■ **WHAT THE EXERCISE ASKS**: Count every line of the listing where the string "filled" occurs, and reply with the count alone.

■ **WORKING DATA**:
● ● ● ● ●

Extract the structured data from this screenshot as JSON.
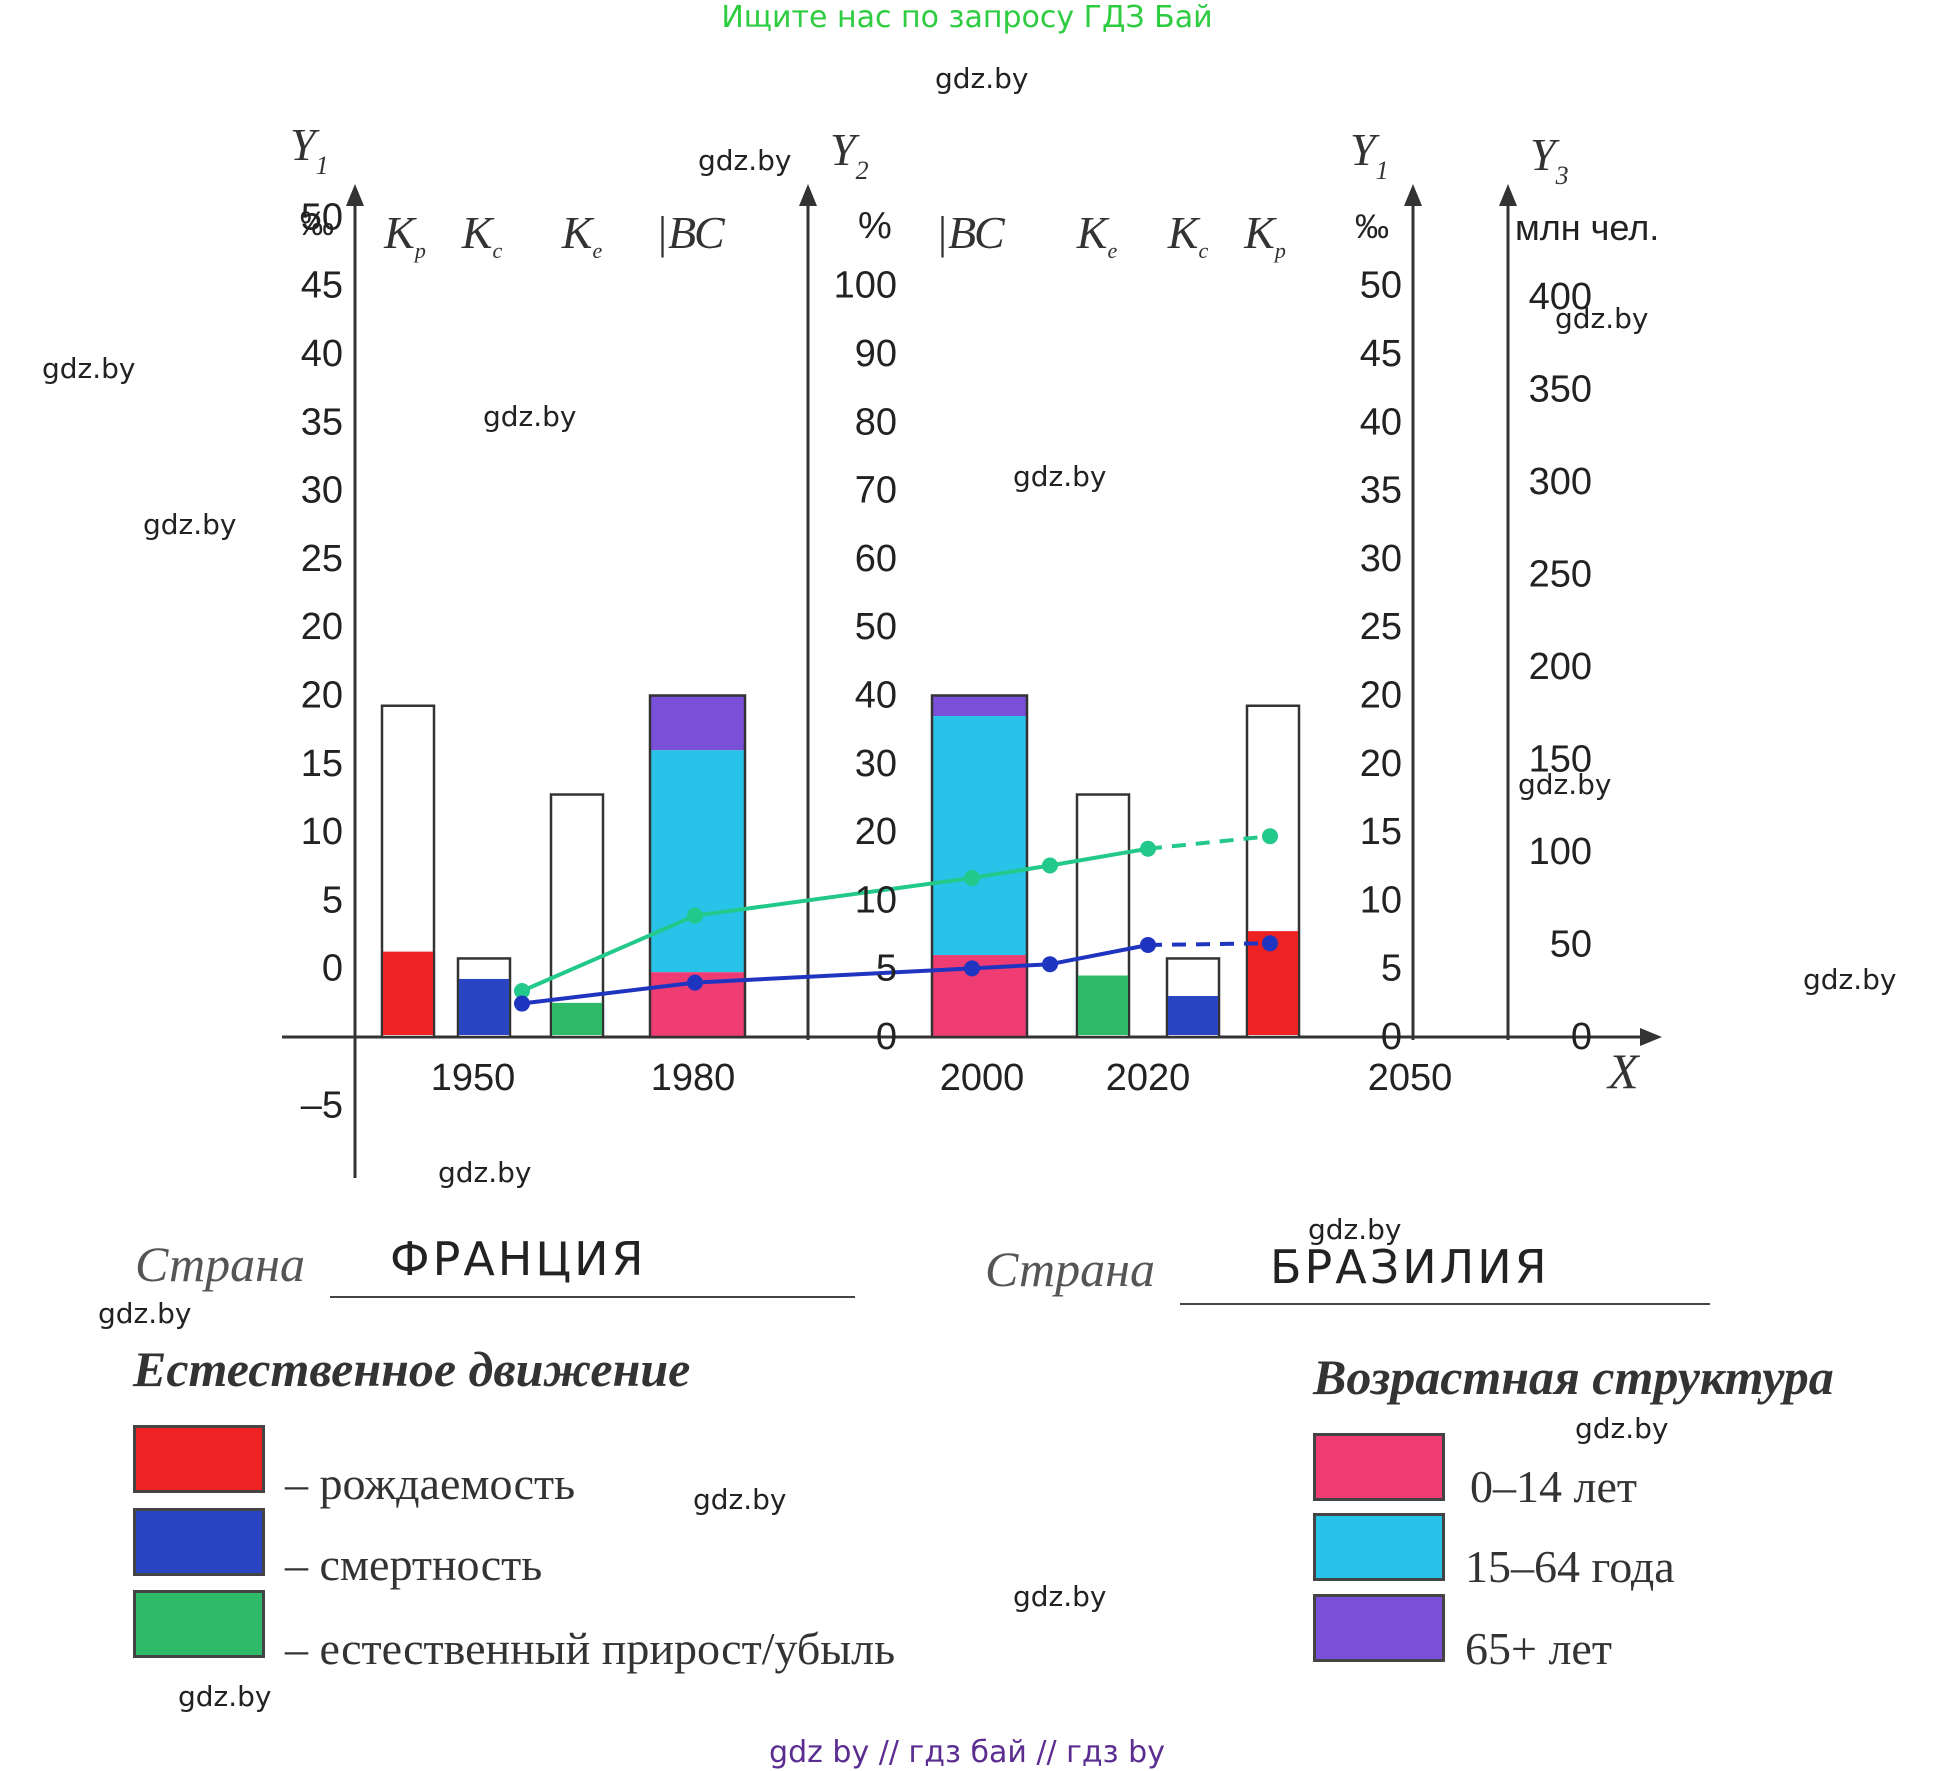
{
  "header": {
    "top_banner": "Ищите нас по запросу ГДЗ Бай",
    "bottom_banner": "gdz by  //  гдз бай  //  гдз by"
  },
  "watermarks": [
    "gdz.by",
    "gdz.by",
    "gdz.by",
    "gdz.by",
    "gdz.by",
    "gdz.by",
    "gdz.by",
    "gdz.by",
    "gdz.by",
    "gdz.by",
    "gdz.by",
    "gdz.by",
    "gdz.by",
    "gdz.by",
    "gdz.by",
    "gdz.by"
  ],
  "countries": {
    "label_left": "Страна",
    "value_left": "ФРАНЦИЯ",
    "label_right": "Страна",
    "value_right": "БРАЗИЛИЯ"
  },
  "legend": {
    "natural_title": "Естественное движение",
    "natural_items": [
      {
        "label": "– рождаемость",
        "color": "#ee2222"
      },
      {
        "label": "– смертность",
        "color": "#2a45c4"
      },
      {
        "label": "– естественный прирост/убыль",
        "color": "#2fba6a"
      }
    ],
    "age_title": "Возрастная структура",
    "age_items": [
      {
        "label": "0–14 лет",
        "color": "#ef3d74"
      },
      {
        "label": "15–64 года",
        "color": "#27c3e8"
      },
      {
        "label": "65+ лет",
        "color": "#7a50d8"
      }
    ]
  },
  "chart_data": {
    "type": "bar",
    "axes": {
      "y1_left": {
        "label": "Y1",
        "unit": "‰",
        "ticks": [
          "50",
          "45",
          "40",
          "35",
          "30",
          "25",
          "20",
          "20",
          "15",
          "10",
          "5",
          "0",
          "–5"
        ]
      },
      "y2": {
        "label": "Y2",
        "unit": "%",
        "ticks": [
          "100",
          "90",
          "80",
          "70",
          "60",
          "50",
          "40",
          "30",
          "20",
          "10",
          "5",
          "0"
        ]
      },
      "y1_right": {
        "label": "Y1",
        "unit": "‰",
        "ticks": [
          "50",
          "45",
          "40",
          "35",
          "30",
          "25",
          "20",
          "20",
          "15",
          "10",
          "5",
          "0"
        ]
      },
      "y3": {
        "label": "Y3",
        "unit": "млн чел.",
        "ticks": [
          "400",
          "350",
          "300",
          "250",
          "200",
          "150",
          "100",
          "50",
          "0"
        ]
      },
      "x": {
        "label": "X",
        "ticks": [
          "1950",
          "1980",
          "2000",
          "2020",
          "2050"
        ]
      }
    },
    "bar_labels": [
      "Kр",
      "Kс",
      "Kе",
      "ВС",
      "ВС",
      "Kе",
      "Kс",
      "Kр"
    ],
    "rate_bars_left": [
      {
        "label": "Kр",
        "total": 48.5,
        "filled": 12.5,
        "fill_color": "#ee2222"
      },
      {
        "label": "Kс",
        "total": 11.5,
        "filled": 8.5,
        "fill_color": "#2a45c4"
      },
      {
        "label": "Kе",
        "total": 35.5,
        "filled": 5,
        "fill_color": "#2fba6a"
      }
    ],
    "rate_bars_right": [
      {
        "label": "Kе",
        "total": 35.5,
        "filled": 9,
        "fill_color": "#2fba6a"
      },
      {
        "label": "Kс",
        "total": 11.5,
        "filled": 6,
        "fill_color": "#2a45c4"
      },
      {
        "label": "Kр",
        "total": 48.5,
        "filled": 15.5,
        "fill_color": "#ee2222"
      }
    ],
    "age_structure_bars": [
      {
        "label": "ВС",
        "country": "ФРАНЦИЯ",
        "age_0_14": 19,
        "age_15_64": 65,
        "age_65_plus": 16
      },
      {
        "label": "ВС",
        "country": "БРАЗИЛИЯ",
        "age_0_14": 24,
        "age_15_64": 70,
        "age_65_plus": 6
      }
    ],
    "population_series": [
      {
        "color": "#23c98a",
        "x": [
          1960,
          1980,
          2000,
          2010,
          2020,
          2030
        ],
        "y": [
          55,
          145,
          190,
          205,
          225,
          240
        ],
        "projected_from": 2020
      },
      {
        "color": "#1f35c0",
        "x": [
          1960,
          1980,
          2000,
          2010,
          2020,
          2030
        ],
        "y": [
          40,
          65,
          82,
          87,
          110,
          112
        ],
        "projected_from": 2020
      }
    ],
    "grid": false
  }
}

● ● ● ● ●

■ **TASK OUTPUT**: 6